--- begin Input for this task ---

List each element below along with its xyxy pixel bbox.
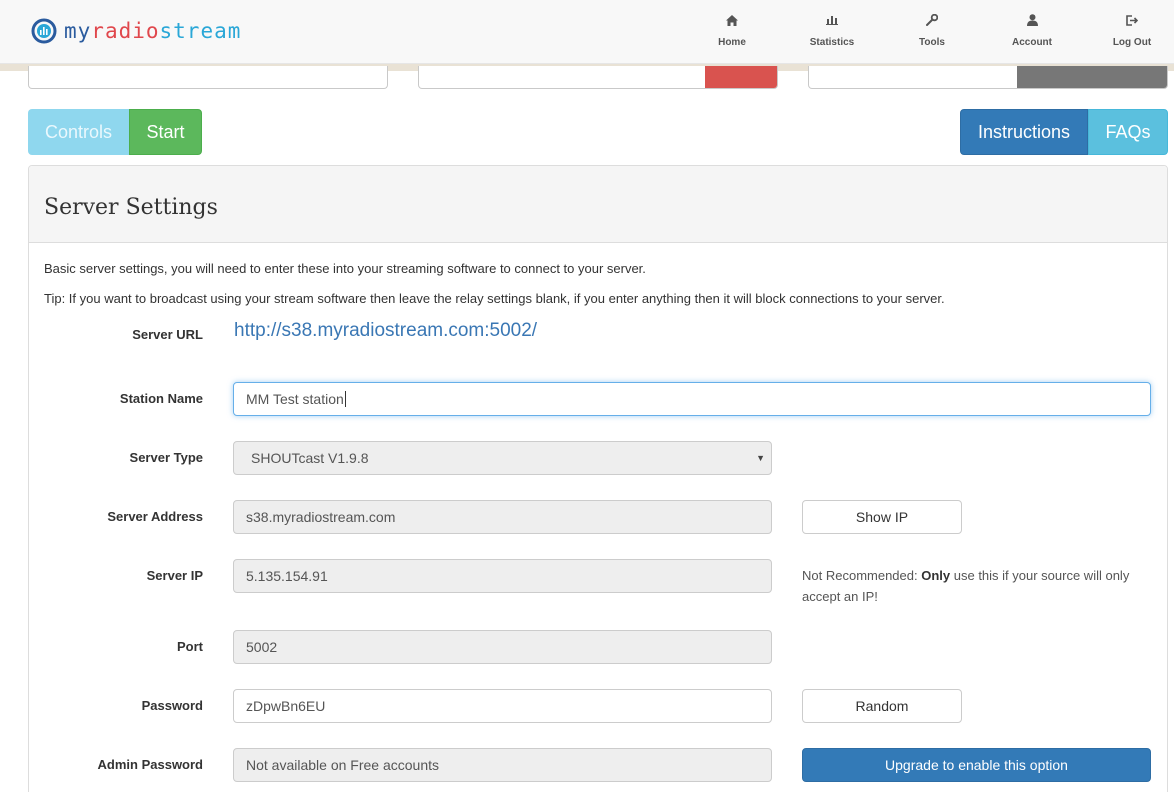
server-address-value: s38.myradiostream.com	[246, 509, 396, 525]
admin-password-input[interactable]: Not available on Free accounts	[233, 748, 772, 782]
action-button-stub[interactable]	[1017, 66, 1167, 88]
admin-password-value: Not available on Free accounts	[246, 757, 439, 773]
port-value: 5002	[246, 639, 278, 655]
password-input[interactable]: zDpwBn6EU	[233, 689, 772, 723]
server-address-label: Server Address	[107, 509, 203, 524]
top-navbar: myradiostream Home Statistics Tools Acco…	[0, 0, 1174, 64]
logout-icon	[1092, 12, 1172, 28]
station-name-label: Station Name	[119, 391, 203, 406]
server-type-label: Server Type	[129, 450, 203, 465]
nav-account[interactable]: Account	[992, 12, 1072, 48]
admin-password-label: Admin Password	[97, 757, 203, 772]
server-url-label: Server URL	[132, 327, 203, 342]
select-caret-icon: ▼	[756, 453, 765, 463]
panel-tip-text: Tip: If you want to broadcast using your…	[44, 291, 945, 306]
brand-logo[interactable]: myradiostream	[30, 18, 241, 44]
nav-tools-label: Tools	[919, 37, 945, 48]
status-card-left	[28, 66, 388, 89]
nav-account-label: Account	[1012, 37, 1052, 48]
nav-statistics-label: Statistics	[809, 37, 855, 48]
faqs-button[interactable]: FAQs	[1088, 109, 1168, 155]
nav-home[interactable]: Home	[692, 12, 772, 48]
show-ip-button[interactable]: Show IP	[802, 500, 962, 534]
status-card-right	[808, 66, 1168, 89]
panel-heading: Server Settings	[29, 166, 1167, 243]
station-name-value: MM Test station	[246, 391, 344, 407]
nav-logout[interactable]: Log Out	[1092, 12, 1172, 48]
home-icon	[692, 12, 772, 28]
server-type-value: SHOUTcast V1.9.8	[251, 450, 369, 466]
server-ip-label: Server IP	[146, 568, 203, 583]
server-ip-input[interactable]: 5.135.154.91	[233, 559, 772, 593]
password-value: zDpwBn6EU	[246, 698, 326, 714]
start-button[interactable]: Start	[129, 109, 202, 155]
nav-logout-label: Log Out	[1112, 37, 1152, 48]
brand-my: my	[64, 18, 92, 43]
panel-intro-text: Basic server settings, you will need to …	[44, 261, 646, 276]
port-input[interactable]: 5002	[233, 630, 772, 664]
upgrade-button[interactable]: Upgrade to enable this option	[802, 748, 1151, 782]
brand-stream: stream	[159, 18, 242, 43]
server-ip-note: Not Recommended: Only use this if your s…	[802, 565, 1142, 607]
server-address-input[interactable]: s38.myradiostream.com	[233, 500, 772, 534]
note-prefix: Not Recommended:	[802, 568, 922, 583]
radio-logo-icon	[30, 18, 58, 44]
brand-name: myradiostream	[64, 18, 242, 43]
station-name-input[interactable]: MM Test station	[233, 382, 1151, 416]
instructions-button[interactable]: Instructions	[960, 109, 1088, 155]
controls-button[interactable]: Controls	[28, 109, 129, 155]
server-ip-value: 5.135.154.91	[246, 568, 328, 584]
status-card-middle	[418, 66, 778, 89]
user-icon	[992, 12, 1072, 28]
nav-tools[interactable]: Tools	[892, 12, 972, 48]
server-url-link[interactable]: http://s38.myradiostream.com:5002/	[234, 320, 537, 342]
note-bold: Only	[921, 568, 951, 583]
stop-button-stub[interactable]	[705, 66, 777, 88]
nav-home-label: Home	[718, 37, 746, 48]
brand-radio: radio	[91, 18, 160, 43]
nav-statistics[interactable]: Statistics	[792, 12, 872, 48]
statistics-icon	[792, 12, 872, 28]
wrench-icon	[892, 12, 972, 28]
password-label: Password	[141, 698, 203, 713]
port-label: Port	[177, 639, 203, 654]
random-password-button[interactable]: Random	[802, 689, 962, 723]
server-type-select[interactable]: SHOUTcast V1.9.8 ▼	[233, 441, 772, 475]
panel-title: Server Settings	[44, 195, 218, 220]
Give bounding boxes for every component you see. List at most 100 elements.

--- end Input for this task ---

* [Exercise task]:
Rewrite the data above, replacing every occurrence of "Free" with "Basic" and keeping everything else unchanged; omit the pictures from your version.

* [Correct answer]:
List each element below along with its xyxy pixel bbox.
server-address-value: s38.myradiostream.com	[246, 509, 396, 525]
admin-password-input[interactable]: Not available on Basic accounts	[233, 748, 772, 782]
action-button-stub[interactable]	[1017, 66, 1167, 88]
admin-password-value: Not available on Basic accounts	[246, 757, 439, 773]
port-value: 5002	[246, 639, 278, 655]
password-input[interactable]: zDpwBn6EU	[233, 689, 772, 723]
server-address-label: Server Address	[107, 509, 203, 524]
top-navbar: myradiostream Home Statistics Tools Acco…	[0, 0, 1174, 64]
logout-icon	[1092, 12, 1172, 28]
station-name-label: Station Name	[119, 391, 203, 406]
server-type-label: Server Type	[129, 450, 203, 465]
nav-account[interactable]: Account	[992, 12, 1072, 48]
admin-password-label: Admin Password	[97, 757, 203, 772]
server-url-label: Server URL	[132, 327, 203, 342]
select-caret-icon: ▼	[756, 453, 765, 463]
panel-tip-text: Tip: If you want to broadcast using your…	[44, 291, 945, 306]
brand-logo[interactable]: myradiostream	[30, 18, 241, 44]
nav-tools-label: Tools	[919, 37, 945, 48]
status-card-left	[28, 66, 388, 89]
nav-account-label: Account	[1012, 37, 1052, 48]
nav-statistics-label: Statistics	[809, 37, 855, 48]
faqs-button[interactable]: FAQs	[1088, 109, 1168, 155]
nav-home[interactable]: Home	[692, 12, 772, 48]
show-ip-button[interactable]: Show IP	[802, 500, 962, 534]
status-card-right	[808, 66, 1168, 89]
panel-heading: Server Settings	[29, 166, 1167, 243]
station-name-value: MM Test station	[246, 391, 344, 407]
nav-logout[interactable]: Log Out	[1092, 12, 1172, 48]
home-icon	[692, 12, 772, 28]
server-type-value: SHOUTcast V1.9.8	[251, 450, 369, 466]
server-ip-label: Server IP	[146, 568, 203, 583]
server-ip-input[interactable]: 5.135.154.91	[233, 559, 772, 593]
password-value: zDpwBn6EU	[246, 698, 326, 714]
start-button[interactable]: Start	[129, 109, 202, 155]
nav-logout-label: Log Out	[1112, 37, 1152, 48]
brand-my: my	[64, 18, 92, 43]
panel-intro-text: Basic server settings, you will need to …	[44, 261, 646, 276]
port-input[interactable]: 5002	[233, 630, 772, 664]
upgrade-button[interactable]: Upgrade to enable this option	[802, 748, 1151, 782]
brand-stream: stream	[159, 18, 242, 43]
server-ip-note: Not Recommended: Only use this if your s…	[802, 565, 1142, 607]
server-address-input[interactable]: s38.myradiostream.com	[233, 500, 772, 534]
note-prefix: Not Recommended:	[802, 568, 922, 583]
radio-logo-icon	[30, 18, 58, 44]
brand-name: myradiostream	[64, 18, 242, 43]
station-name-input[interactable]: MM Test station	[233, 382, 1151, 416]
instructions-button[interactable]: Instructions	[960, 109, 1088, 155]
controls-button[interactable]: Controls	[28, 109, 129, 155]
server-ip-value: 5.135.154.91	[246, 568, 328, 584]
status-card-middle	[418, 66, 778, 89]
user-icon	[992, 12, 1072, 28]
nav-tools[interactable]: Tools	[892, 12, 972, 48]
server-url-link[interactable]: http://s38.myradiostream.com:5002/	[234, 320, 537, 342]
note-bold: Only	[921, 568, 951, 583]
stop-button-stub[interactable]	[705, 66, 777, 88]
nav-home-label: Home	[718, 37, 746, 48]
brand-radio: radio	[91, 18, 160, 43]
nav-statistics[interactable]: Statistics	[792, 12, 872, 48]
statistics-icon	[792, 12, 872, 28]
wrench-icon	[892, 12, 972, 28]
password-label: Password	[141, 698, 203, 713]
port-label: Port	[177, 639, 203, 654]
random-password-button[interactable]: Random	[802, 689, 962, 723]
server-type-select[interactable]: SHOUTcast V1.9.8 ▼	[233, 441, 772, 475]
panel-title: Server Settings	[44, 195, 218, 220]
Give bounding boxes for every component you see. List at most 100 elements.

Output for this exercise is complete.